- [TASK INSTRUCTIONS]
Gather the lines that hold the string "всего".

** start STORED RECORDS **

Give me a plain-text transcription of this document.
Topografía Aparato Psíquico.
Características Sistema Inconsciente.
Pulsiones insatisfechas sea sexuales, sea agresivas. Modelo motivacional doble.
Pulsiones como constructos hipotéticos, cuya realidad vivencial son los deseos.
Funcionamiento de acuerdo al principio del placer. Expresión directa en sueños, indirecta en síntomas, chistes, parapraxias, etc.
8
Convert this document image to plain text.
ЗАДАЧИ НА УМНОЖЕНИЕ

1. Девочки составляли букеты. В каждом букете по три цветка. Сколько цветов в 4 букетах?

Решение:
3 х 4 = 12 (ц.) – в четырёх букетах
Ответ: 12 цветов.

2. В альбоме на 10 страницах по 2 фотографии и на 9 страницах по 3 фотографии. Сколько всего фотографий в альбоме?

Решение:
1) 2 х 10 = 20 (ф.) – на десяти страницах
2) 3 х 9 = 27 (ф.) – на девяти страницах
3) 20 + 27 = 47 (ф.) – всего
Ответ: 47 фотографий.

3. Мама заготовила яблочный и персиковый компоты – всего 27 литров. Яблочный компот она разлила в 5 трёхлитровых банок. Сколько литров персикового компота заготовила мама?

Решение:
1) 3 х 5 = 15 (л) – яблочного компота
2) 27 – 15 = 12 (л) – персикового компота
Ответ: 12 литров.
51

** end STORED RECORDS **

- [COMPLETED TASK]
2. В альбоме на 10 страницах по 2 фотографии и на 9 страницах по 3 фотографии. Сколько всего фотографий в альбоме?
3) 20 + 27 = 47 (ф.) – всего
3. Мама заготовила яблочный и персиковый компоты – всего 27 литров. Яблочный компот она разлила в 5 трёхлитровых банок. Сколько литров персикового компота заготовила мама?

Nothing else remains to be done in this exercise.